-- start of DATASET EXCERPTS --
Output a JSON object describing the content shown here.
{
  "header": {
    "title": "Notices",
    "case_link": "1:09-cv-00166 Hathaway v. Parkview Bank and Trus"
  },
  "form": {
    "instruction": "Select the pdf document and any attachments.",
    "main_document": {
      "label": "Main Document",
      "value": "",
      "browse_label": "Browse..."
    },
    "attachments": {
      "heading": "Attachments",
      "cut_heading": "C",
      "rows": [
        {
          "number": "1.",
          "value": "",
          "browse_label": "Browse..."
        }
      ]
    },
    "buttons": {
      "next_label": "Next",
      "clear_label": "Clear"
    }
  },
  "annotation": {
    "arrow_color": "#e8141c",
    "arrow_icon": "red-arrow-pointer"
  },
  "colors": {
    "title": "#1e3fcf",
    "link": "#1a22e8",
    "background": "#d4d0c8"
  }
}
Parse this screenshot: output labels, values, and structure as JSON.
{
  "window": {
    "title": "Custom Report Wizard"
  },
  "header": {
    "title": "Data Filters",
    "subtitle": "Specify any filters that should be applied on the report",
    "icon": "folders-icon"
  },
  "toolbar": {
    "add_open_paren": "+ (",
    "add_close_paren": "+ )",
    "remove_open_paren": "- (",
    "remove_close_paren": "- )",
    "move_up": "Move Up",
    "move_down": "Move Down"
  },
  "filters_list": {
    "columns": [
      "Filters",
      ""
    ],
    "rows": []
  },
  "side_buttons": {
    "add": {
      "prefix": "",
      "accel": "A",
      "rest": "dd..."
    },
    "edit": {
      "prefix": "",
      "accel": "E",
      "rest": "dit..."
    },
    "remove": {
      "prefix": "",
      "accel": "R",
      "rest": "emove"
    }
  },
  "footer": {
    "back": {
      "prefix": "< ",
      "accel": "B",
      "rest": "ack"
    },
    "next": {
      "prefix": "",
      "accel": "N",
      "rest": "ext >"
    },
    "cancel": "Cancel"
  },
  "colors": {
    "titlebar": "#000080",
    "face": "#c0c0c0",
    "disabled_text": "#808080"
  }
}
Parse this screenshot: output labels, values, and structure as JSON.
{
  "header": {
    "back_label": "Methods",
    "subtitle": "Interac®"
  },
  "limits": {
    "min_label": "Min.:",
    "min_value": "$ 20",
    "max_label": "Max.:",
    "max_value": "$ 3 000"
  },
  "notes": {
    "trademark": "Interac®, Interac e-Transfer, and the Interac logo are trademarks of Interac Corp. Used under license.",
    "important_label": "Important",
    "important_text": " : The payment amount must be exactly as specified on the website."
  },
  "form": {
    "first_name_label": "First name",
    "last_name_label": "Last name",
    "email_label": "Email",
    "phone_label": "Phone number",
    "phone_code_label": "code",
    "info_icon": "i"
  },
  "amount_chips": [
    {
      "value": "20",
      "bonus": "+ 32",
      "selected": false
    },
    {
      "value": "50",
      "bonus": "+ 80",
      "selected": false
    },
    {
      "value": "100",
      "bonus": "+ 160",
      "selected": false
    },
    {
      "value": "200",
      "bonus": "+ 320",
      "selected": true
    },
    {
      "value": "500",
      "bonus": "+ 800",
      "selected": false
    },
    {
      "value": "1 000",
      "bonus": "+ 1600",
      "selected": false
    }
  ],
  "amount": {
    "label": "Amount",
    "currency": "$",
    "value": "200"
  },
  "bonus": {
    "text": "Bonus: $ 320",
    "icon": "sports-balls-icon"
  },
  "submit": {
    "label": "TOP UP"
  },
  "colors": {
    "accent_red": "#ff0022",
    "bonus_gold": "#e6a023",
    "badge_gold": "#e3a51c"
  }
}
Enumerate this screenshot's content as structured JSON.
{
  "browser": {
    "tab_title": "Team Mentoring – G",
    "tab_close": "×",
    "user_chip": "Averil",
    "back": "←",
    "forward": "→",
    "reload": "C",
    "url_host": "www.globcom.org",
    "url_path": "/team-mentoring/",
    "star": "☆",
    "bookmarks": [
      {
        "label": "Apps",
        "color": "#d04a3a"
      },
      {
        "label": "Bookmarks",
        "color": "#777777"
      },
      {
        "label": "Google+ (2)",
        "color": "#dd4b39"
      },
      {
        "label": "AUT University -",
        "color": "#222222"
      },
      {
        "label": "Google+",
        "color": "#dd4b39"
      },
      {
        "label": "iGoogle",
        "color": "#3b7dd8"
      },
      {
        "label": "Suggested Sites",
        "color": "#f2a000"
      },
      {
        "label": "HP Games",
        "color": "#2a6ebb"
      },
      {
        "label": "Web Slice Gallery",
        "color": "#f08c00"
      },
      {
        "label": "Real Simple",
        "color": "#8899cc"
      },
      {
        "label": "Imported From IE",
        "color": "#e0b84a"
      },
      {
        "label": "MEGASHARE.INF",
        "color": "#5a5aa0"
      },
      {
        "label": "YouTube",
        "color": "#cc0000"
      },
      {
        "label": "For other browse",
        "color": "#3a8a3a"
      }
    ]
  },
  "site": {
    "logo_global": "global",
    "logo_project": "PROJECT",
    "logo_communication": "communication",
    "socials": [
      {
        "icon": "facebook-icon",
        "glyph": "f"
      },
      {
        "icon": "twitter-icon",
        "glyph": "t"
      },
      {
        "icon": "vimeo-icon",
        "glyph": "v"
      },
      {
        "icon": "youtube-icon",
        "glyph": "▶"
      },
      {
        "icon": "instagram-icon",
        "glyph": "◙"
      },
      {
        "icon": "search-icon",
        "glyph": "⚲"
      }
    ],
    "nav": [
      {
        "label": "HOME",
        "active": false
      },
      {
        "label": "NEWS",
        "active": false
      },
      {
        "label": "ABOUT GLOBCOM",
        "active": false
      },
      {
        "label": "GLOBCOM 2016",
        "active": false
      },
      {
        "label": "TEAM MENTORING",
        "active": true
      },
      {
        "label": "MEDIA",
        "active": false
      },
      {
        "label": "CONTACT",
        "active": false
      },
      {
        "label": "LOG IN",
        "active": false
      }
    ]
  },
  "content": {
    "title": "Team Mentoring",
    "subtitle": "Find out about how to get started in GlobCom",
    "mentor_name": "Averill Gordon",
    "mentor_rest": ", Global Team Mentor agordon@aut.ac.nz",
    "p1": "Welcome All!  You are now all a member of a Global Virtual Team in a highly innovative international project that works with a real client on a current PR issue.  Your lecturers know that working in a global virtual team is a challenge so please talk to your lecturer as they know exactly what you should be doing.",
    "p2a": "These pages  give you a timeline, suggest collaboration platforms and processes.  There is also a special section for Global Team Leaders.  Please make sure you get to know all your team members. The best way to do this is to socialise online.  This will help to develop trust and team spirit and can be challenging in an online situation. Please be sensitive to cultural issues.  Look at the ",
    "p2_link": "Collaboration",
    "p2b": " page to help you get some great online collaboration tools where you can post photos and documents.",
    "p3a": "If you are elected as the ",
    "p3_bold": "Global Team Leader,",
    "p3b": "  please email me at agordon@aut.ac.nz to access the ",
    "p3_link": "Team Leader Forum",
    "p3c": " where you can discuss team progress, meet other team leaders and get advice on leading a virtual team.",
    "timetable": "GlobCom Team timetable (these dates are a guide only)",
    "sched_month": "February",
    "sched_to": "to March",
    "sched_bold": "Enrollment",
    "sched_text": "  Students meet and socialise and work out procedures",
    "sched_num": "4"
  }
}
-- end of DATASET EXCERPTS --
:: THE EXERCISE ::
Each entry above is to be printed again exactly.

:: CORRECT RESULT ::
Output a JSON object describing the content shown here.
{
  "header": {
    "title": "Notices",
    "case_link": "1:09-cv-00166 Hathaway v. Parkview Bank and Trus"
  },
  "form": {
    "instruction": "Select the pdf document and any attachments.",
    "main_document": {
      "label": "Main Document",
      "value": "",
      "browse_label": "Browse..."
    },
    "attachments": {
      "heading": "Attachments",
      "cut_heading": "C",
      "rows": [
        {
          "number": "1.",
          "value": "",
          "browse_label": "Browse..."
        }
      ]
    },
    "buttons": {
      "next_label": "Next",
      "clear_label": "Clear"
    }
  },
  "annotation": {
    "arrow_color": "#e8141c",
    "arrow_icon": "red-arrow-pointer"
  },
  "colors": {
    "title": "#1e3fcf",
    "link": "#1a22e8",
    "background": "#d4d0c8"
  }
}
Parse this screenshot: output labels, values, and structure as JSON.
{
  "window": {
    "title": "Custom Report Wizard"
  },
  "header": {
    "title": "Data Filters",
    "subtitle": "Specify any filters that should be applied on the report",
    "icon": "folders-icon"
  },
  "toolbar": {
    "add_open_paren": "+ (",
    "add_close_paren": "+ )",
    "remove_open_paren": "- (",
    "remove_close_paren": "- )",
    "move_up": "Move Up",
    "move_down": "Move Down"
  },
  "filters_list": {
    "columns": [
      "Filters",
      ""
    ],
    "rows": []
  },
  "side_buttons": {
    "add": {
      "prefix": "",
      "accel": "A",
      "rest": "dd..."
    },
    "edit": {
      "prefix": "",
      "accel": "E",
      "rest": "dit..."
    },
    "remove": {
      "prefix": "",
      "accel": "R",
      "rest": "emove"
    }
  },
  "footer": {
    "back": {
      "prefix": "< ",
      "accel": "B",
      "rest": "ack"
    },
    "next": {
      "prefix": "",
      "accel": "N",
      "rest": "ext >"
    },
    "cancel": "Cancel"
  },
  "colors": {
    "titlebar": "#000080",
    "face": "#c0c0c0",
    "disabled_text": "#808080"
  }
}
Parse this screenshot: output labels, values, and structure as JSON.
{
  "header": {
    "back_label": "Methods",
    "subtitle": "Interac®"
  },
  "limits": {
    "min_label": "Min.:",
    "min_value": "$ 20",
    "max_label": "Max.:",
    "max_value": "$ 3 000"
  },
  "notes": {
    "trademark": "Interac®, Interac e-Transfer, and the Interac logo are trademarks of Interac Corp. Used under license.",
    "important_label": "Important",
    "important_text": " : The payment amount must be exactly as specified on the website."
  },
  "form": {
    "first_name_label": "First name",
    "last_name_label": "Last name",
    "email_label": "Email",
    "phone_label": "Phone number",
    "phone_code_label": "code",
    "info_icon": "i"
  },
  "amount_chips": [
    {
      "value": "20",
      "bonus": "+ 32",
      "selected": false
    },
    {
      "value": "50",
      "bonus": "+ 80",
      "selected": false
    },
    {
      "value": "100",
      "bonus": "+ 160",
      "selected": false
    },
    {
      "value": "200",
      "bonus": "+ 320",
      "selected": true
    },
    {
      "value": "500",
      "bonus": "+ 800",
      "selected": false
    },
    {
      "value": "1 000",
      "bonus": "+ 1600",
      "selected": false
    }
  ],
  "amount": {
    "label": "Amount",
    "currency": "$",
    "value": "200"
  },
  "bonus": {
    "text": "Bonus: $ 320",
    "icon": "sports-balls-icon"
  },
  "submit": {
    "label": "TOP UP"
  },
  "colors": {
    "accent_red": "#ff0022",
    "bonus_gold": "#e6a023",
    "badge_gold": "#e3a51c"
  }
}
Enumerate this screenshot's content as structured JSON.
{
  "browser": {
    "tab_title": "Team Mentoring – G",
    "tab_close": "×",
    "user_chip": "Averil",
    "back": "←",
    "forward": "→",
    "reload": "C",
    "url_host": "www.globcom.org",
    "url_path": "/team-mentoring/",
    "star": "☆",
    "bookmarks": [
      {
        "label": "Apps",
        "color": "#d04a3a"
      },
      {
        "label": "Bookmarks",
        "color": "#777777"
      },
      {
        "label": "Google+ (2)",
        "color": "#dd4b39"
      },
      {
        "label": "AUT University -",
        "color": "#222222"
      },
      {
        "label": "Google+",
        "color": "#dd4b39"
      },
      {
        "label": "iGoogle",
        "color": "#3b7dd8"
      },
      {
        "label": "Suggested Sites",
        "color": "#f2a000"
      },
      {
        "label": "HP Games",
        "color": "#2a6ebb"
      },
      {
        "label": "Web Slice Gallery",
        "color": "#f08c00"
      },
      {
        "label": "Real Simple",
        "color": "#8899cc"
      },
      {
        "label": "Imported From IE",
        "color": "#e0b84a"
      },
      {
        "label": "MEGASHARE.INF",
        "color": "#5a5aa0"
      },
      {
        "label": "YouTube",
        "color": "#cc0000"
      },
      {
        "label": "For other browse",
        "color": "#3a8a3a"
      }
    ]
  },
  "site": {
    "logo_global": "global",
    "logo_project": "PROJECT",
    "logo_communication": "communication",
    "socials": [
      {
        "icon": "facebook-icon",
        "glyph": "f"
      },
      {
        "icon": "twitter-icon",
        "glyph": "t"
      },
      {
        "icon": "vimeo-icon",
        "glyph": "v"
      },
      {
        "icon": "youtube-icon",
        "glyph": "▶"
      },
      {
        "icon": "instagram-icon",
        "glyph": "◙"
      },
      {
        "icon": "search-icon",
        "glyph": "⚲"
      }
    ],
    "nav": [
      {
        "label": "HOME",
        "active": false
      },
      {
        "label": "NEWS",
        "active": false
      },
      {
        "label": "ABOUT GLOBCOM",
        "active": false
      },
      {
        "label": "GLOBCOM 2016",
        "active": false
      },
      {
        "label": "TEAM MENTORING",
        "active": true
      },
      {
        "label": "MEDIA",
        "active": false
      },
      {
        "label": "CONTACT",
        "active": false
      },
      {
        "label": "LOG IN",
        "active": false
      }
    ]
  },
  "content": {
    "title": "Team Mentoring",
    "subtitle": "Find out about how to get started in GlobCom",
    "mentor_name": "Averill Gordon",
    "mentor_rest": ", Global Team Mentor agordon@aut.ac.nz",
    "p1": "Welcome All!  You are now all a member of a Global Virtual Team in a highly innovative international project that works with a real client on a current PR issue.  Your lecturers know that working in a global virtual team is a challenge so please talk to your lecturer as they know exactly what you should be doing.",
    "p2a": "These pages  give you a timeline, suggest collaboration platforms and processes.  There is also a special section for Global Team Leaders.  Please make sure you get to know all your team members. The best way to do this is to socialise online.  This will help to develop trust and team spirit and can be challenging in an online situation. Please be sensitive to cultural issues.  Look at the ",
    "p2_link": "Collaboration",
    "p2b": " page to help you get some great online collaboration tools where you can post photos and documents.",
    "p3a": "If you are elected as the ",
    "p3_bold": "Global Team Leader,",
    "p3b": "  please email me at agordon@aut.ac.nz to access the ",
    "p3_link": "Team Leader Forum",
    "p3c": " where you can discuss team progress, meet other team leaders and get advice on leading a virtual team.",
    "timetable": "GlobCom Team timetable (these dates are a guide only)",
    "sched_month": "February",
    "sched_to": "to March",
    "sched_bold": "Enrollment",
    "sched_text": "  Students meet and socialise and work out procedures",
    "sched_num": "4"
  }
}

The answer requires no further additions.